**RECORDED INFORMATION**.

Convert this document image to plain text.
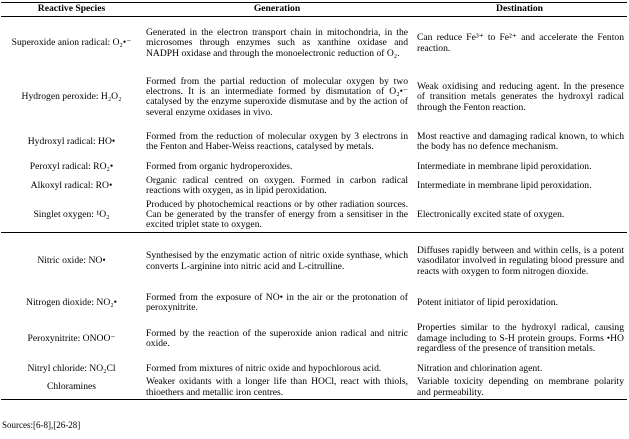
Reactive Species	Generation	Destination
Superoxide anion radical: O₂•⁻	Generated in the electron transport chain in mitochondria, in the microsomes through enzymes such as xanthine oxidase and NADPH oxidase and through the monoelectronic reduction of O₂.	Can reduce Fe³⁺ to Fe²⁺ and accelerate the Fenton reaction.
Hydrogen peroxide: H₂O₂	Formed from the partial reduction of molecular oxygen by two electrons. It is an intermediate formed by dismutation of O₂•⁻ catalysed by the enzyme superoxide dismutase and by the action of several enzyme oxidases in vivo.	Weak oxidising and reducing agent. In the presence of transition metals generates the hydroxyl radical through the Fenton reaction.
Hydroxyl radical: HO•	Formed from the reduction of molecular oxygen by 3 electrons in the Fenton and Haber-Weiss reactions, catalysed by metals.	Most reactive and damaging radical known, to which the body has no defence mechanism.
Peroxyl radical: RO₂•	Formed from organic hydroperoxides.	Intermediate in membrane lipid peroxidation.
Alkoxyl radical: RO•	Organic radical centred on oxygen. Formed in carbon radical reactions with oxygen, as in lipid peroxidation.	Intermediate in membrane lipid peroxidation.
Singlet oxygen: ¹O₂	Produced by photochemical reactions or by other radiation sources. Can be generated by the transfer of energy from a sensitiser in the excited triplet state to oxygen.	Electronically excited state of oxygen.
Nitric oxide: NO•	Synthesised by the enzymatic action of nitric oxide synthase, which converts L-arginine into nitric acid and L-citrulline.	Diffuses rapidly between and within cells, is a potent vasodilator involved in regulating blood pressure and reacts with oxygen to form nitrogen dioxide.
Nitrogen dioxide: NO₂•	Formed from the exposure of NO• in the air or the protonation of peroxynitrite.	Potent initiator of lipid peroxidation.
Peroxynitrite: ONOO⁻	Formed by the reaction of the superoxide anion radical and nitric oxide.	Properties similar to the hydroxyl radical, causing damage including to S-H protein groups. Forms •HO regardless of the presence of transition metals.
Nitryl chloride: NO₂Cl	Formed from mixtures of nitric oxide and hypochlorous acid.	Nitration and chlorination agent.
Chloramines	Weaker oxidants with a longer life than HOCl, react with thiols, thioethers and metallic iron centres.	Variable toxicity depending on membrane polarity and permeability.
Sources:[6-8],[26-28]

---

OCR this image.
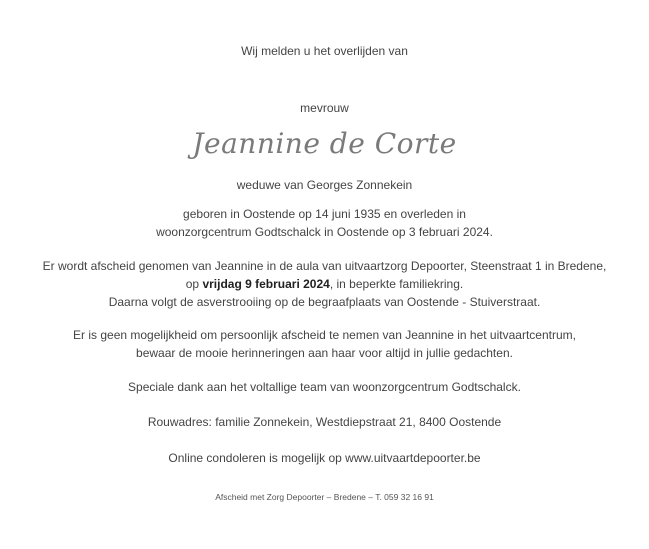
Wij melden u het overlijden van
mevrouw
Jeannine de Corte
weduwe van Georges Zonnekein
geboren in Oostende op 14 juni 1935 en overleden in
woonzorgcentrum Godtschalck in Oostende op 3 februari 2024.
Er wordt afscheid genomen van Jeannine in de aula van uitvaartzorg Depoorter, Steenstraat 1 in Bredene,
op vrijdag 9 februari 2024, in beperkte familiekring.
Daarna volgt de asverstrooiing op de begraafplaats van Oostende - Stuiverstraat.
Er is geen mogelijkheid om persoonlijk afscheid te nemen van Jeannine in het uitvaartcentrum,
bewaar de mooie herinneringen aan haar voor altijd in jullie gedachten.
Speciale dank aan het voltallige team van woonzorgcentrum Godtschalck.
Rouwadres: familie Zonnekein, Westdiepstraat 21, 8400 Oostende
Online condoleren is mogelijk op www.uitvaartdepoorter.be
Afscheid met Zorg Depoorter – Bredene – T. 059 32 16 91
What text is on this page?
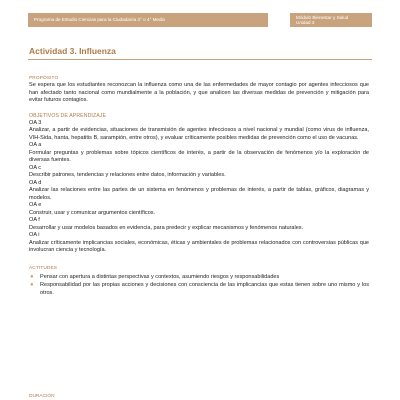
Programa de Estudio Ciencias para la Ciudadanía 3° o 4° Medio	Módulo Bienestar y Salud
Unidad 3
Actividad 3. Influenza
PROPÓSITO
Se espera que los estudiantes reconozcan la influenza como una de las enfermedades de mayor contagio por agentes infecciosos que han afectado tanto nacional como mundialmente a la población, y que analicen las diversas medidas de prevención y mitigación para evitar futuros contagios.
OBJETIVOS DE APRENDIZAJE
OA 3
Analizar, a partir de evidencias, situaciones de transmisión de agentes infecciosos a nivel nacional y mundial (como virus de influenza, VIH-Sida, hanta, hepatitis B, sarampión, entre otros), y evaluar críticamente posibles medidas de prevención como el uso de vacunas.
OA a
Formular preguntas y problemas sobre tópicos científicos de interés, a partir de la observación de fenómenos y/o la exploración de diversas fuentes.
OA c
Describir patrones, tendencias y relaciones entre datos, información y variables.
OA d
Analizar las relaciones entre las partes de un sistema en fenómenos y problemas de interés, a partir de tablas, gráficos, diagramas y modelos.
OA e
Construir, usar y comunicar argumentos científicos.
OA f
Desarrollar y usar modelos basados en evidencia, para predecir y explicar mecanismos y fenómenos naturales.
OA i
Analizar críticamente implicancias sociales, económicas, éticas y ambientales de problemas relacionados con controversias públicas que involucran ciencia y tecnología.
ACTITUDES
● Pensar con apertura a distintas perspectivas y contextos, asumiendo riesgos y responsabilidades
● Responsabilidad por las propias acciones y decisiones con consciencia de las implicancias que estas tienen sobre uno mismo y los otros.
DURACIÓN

==

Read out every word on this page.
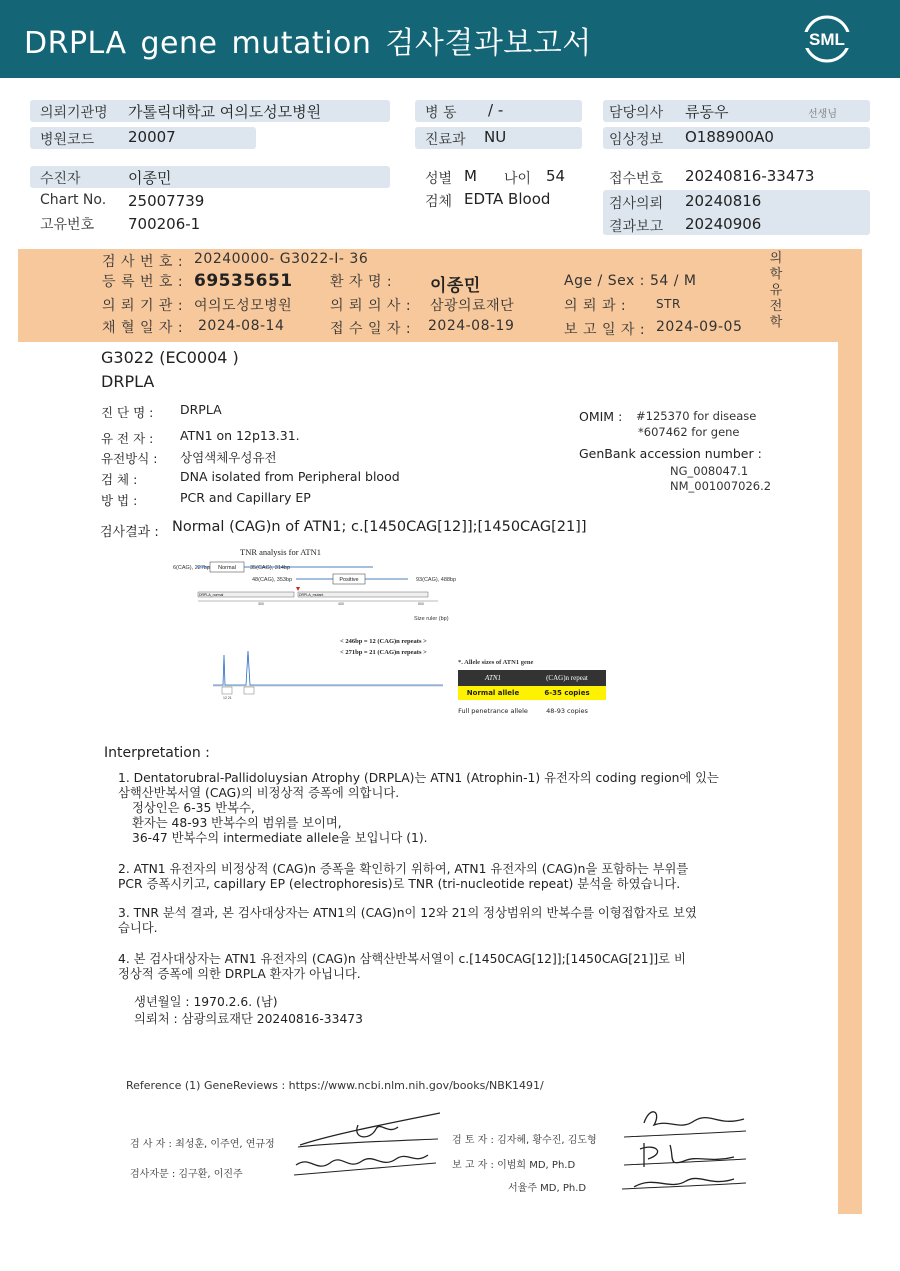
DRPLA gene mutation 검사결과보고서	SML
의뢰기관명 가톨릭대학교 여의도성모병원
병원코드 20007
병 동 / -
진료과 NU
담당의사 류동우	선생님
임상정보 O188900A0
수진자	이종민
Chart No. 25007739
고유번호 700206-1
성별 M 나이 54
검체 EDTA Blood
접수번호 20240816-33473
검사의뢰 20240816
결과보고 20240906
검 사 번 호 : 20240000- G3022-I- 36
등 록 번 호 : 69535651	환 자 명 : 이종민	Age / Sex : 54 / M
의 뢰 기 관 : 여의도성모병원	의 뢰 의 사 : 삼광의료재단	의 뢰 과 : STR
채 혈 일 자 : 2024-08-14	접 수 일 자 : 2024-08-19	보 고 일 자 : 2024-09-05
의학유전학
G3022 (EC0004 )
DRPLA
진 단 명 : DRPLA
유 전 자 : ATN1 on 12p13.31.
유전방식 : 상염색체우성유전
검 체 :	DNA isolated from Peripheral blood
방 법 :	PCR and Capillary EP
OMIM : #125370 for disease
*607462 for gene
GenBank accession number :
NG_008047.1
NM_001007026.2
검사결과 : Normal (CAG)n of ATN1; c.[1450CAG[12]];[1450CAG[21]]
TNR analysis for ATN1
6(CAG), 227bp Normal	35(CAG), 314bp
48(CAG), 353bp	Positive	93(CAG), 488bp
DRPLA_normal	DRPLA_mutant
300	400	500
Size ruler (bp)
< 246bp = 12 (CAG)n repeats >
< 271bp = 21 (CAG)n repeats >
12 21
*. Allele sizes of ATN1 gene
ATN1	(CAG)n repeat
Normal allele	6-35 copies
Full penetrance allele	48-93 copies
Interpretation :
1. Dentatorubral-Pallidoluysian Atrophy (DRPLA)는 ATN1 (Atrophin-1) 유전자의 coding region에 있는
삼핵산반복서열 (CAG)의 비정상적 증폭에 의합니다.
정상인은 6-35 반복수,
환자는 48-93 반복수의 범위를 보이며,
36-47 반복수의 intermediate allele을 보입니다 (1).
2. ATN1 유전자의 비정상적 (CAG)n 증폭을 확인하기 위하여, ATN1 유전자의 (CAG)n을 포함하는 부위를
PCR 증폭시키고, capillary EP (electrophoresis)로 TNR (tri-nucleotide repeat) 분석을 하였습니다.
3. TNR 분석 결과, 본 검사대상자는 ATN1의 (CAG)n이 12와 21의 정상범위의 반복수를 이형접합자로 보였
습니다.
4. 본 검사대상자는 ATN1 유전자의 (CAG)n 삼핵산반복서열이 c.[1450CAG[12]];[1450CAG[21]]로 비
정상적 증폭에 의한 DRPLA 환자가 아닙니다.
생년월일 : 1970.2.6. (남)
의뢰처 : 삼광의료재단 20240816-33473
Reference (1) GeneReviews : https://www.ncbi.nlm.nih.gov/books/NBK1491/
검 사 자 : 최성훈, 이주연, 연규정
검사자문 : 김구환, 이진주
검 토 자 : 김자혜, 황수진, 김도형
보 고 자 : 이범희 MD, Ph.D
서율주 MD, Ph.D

**TASK TO COMPLETE**.
From the lines above, copy those that contain the word "molecular".

**WORKED SOLUTION**.
Hydrogen peroxide: H₂O₂	Formed from the partial reduction of molecular oxygen by two electrons. It is an intermediate formed by dismutation of O₂•⁻ catalysed by the enzyme superoxide dismutase and by the action of several enzyme oxidases in vivo.	Weak oxidising and reducing agent. In the presence of transition metals generates the hydroxyl radical through the Fenton reaction.
Hydroxyl radical: HO•	Formed from the reduction of molecular oxygen by 3 electrons in the Fenton and Haber-Weiss reactions, catalysed by metals.	Most reactive and damaging radical known, to which the body has no defence mechanism.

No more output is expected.